Problem to solve: Extract the complete listing and output it unchanged.
══════════════════════════════
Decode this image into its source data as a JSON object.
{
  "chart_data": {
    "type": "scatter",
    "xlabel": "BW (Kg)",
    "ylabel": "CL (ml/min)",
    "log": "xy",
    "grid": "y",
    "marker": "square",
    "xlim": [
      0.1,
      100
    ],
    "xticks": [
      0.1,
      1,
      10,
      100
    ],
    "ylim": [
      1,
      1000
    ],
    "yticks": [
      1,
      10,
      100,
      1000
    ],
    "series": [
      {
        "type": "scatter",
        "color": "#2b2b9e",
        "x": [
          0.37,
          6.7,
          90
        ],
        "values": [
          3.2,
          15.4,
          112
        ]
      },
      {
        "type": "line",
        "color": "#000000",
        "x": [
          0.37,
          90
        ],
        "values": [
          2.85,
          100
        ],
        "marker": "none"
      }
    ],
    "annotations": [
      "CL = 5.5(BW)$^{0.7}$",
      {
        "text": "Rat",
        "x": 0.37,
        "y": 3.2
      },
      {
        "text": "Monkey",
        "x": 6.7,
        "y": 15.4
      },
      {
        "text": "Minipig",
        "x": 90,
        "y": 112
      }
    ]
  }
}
══════════════════════════════
Answer in full:
Decode this image into its source data as a JSON object.
{
  "chart_data": {
    "type": "scatter",
    "xlabel": "BW (Kg)",
    "ylabel": "CL (ml/min)",
    "log": "xy",
    "grid": "y",
    "marker": "square",
    "xlim": [
      0.1,
      100
    ],
    "xticks": [
      0.1,
      1,
      10,
      100
    ],
    "ylim": [
      1,
      1000
    ],
    "yticks": [
      1,
      10,
      100,
      1000
    ],
    "series": [
      {
        "type": "scatter",
        "color": "#2b2b9e",
        "x": [
          0.37,
          6.7,
          90
        ],
        "values": [
          3.2,
          15.4,
          112
        ]
      },
      {
        "type": "line",
        "color": "#000000",
        "x": [
          0.37,
          90
        ],
        "values": [
          2.85,
          100
        ],
        "marker": "none"
      }
    ],
    "annotations": [
      "CL = 5.5(BW)$^{0.7}$",
      {
        "text": "Rat",
        "x": 0.37,
        "y": 3.2
      },
      {
        "text": "Monkey",
        "x": 6.7,
        "y": 15.4
      },
      {
        "text": "Minipig",
        "x": 90,
        "y": 112
      }
    ]
  }
}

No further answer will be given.